Page text:
Thursday, October 16, 2008

CAPITAL BUDGETING TECHNIQUES

CAPITAL BUDGETING TECHNIQUES AND THEIR APPLICATION IN A NON-CORPORATE ENVIRONMENT

Table of Contents Page

1.0 ABSTRACT 3

2.0 INTRODUCTION / BACKGROUND 4

3.0 OBJECTIVES OF THE STUDY 6

4.0 WHY RESEARCHING WITH MUWSA 6

5.0 LITERATURE REVIEW 6

6.0 APPLICABILITY OF CBT ACCORDING TO

LITERATURE 9

7.0 METHODOLGY 10

8.0 FINDINGS AND DISCUSSIONS 12

9.0 RISKS, CHALLENGES AND MITIGATION 13

10.0 CONCLUSION AND RECOMMENDATION 14

REFERENCES 15

ANNEXTURE 16

1.0 ABSTRACT

The study problem is the Capital Budgeting Techniques and their application in a non-corporate environment (public, non for profit organization) Capital budgeting assists management decisions making on the process of making growth of the organization .It is urged that capital budgeting is useful for both non profiting organization and public sector.

The techniques are divided into two types: one, Traditional (non-discounting) that includes pay back method, accounting rate of return (ARR). Two, discounting cash flow that includes net present value (NPV), internal rate of return (IRR) Profitability Index (PI).

The findings out of the study done in MUWSA revealed that public organization does not use capital budgeting techniques since there are not oriented to investment rather are service providers. However they use alternative means or techniques of budgeting like incremental budgeting techniques because it’s a service and welfare oriented institution by its nature

It was also revealed that loans are accessed very occasionally, although decisions for investment are made to ensure operational costs are met.

Data listing:
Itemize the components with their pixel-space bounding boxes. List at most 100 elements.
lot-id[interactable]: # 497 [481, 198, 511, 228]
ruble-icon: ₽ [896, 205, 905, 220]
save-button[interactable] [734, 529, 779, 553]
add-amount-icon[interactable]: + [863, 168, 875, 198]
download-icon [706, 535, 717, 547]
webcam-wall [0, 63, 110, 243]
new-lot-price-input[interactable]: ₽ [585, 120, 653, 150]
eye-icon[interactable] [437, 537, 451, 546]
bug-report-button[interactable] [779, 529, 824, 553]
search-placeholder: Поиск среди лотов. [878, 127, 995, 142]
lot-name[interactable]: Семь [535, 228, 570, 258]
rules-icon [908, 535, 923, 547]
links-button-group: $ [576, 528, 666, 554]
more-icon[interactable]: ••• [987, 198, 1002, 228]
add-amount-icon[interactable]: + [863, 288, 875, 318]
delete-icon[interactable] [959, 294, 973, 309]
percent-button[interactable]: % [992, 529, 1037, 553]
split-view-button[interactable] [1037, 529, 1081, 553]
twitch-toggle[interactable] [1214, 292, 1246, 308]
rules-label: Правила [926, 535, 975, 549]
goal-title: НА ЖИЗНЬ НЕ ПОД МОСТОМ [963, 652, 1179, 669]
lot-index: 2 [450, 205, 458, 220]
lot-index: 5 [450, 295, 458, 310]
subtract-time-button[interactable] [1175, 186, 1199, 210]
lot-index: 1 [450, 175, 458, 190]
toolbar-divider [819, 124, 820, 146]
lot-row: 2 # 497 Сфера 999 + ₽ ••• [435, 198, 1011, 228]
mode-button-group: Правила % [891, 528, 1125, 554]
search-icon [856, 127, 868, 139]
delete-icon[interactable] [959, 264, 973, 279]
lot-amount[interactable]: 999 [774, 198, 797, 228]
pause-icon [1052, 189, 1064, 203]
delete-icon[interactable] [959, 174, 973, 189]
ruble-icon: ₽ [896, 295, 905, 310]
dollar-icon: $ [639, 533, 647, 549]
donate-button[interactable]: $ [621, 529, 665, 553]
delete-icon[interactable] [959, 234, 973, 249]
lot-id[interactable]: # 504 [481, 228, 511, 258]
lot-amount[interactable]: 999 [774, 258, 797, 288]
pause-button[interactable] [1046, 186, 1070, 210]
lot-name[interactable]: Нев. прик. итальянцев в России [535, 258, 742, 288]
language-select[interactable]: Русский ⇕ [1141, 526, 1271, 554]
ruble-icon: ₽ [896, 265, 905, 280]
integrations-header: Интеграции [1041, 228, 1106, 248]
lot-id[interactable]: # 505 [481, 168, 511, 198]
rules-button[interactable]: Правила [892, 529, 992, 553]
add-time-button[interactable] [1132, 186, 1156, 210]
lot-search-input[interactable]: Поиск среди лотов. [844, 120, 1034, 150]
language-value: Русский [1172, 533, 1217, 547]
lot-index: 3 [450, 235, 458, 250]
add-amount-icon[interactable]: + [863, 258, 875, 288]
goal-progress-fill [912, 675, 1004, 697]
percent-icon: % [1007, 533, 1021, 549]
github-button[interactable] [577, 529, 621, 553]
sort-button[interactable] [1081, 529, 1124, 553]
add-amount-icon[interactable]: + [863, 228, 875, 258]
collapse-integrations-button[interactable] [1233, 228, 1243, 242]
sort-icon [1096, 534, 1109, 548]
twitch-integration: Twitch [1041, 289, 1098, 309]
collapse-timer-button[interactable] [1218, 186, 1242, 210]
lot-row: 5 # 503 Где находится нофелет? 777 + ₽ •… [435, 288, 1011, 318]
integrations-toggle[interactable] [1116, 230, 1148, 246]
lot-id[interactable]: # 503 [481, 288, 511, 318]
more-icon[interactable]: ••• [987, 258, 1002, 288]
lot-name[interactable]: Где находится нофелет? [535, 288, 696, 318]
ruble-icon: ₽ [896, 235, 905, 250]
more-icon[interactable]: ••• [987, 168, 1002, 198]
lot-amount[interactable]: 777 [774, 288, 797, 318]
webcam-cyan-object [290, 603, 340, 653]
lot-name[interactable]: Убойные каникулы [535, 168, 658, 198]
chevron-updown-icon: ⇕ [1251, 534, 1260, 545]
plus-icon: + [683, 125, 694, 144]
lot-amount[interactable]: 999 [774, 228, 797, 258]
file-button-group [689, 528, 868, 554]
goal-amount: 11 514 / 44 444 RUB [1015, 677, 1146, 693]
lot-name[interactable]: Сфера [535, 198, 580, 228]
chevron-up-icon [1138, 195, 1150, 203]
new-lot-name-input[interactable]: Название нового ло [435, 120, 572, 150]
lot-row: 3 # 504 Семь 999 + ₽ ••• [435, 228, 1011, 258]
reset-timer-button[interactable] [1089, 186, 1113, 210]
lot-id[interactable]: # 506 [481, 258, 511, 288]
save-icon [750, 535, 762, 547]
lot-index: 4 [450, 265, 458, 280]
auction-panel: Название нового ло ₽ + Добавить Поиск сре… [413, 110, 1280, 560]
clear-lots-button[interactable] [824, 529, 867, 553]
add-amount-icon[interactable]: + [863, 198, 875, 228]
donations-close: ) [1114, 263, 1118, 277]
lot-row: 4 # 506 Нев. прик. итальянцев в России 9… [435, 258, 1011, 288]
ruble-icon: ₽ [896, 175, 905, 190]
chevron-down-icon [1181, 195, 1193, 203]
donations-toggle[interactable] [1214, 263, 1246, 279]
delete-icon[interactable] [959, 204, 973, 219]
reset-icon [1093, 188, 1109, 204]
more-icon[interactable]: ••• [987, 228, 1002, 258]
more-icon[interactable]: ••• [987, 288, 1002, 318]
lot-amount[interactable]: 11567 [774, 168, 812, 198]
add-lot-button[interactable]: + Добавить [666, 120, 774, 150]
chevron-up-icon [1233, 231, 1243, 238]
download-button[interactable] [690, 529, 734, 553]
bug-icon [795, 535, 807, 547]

Requirements:
a) From the capital budgeting text, quote the passage that begins at the words "The techniques are" and stops after the words "costs are met.".
b) For each statement, say yes or no depending on whether the capital budgeting text agrees, and quote the words from the text that decide it. (i) Net present value is listed among the discounting cash flow techniques. (ii) The study found that MUWSA uses capital budgeting techniques. (iii) Loans are accessed often.

Answers for the tasks:
a)
The techniques are divided into two types: one, Traditional (non-discounting) that includes pay back method, accounting rate of return (ARR). Two, discounting cash flow that includes net present value (NPV), internal rate of return (IRR) Profitability Index (PI).

The findings out of the study done in MUWSA revealed that public organization does not use capital budgeting techniques since there are not oriented to investment rather are service providers. However they use alternative means or techniques of budgeting like incremental budgeting techniques because it’s a service and welfare oriented institution by its nature

It was also revealed that loans are accessed very occasionally, although decisions for investment are made to ensure operational costs are met.

b)
(i) Yes: "Two, discounting cash flow that includes net present value (NPV)"
(ii) No: "public organization does not use capital budgeting techniques"
(iii) No: "loans are accessed very occasionally"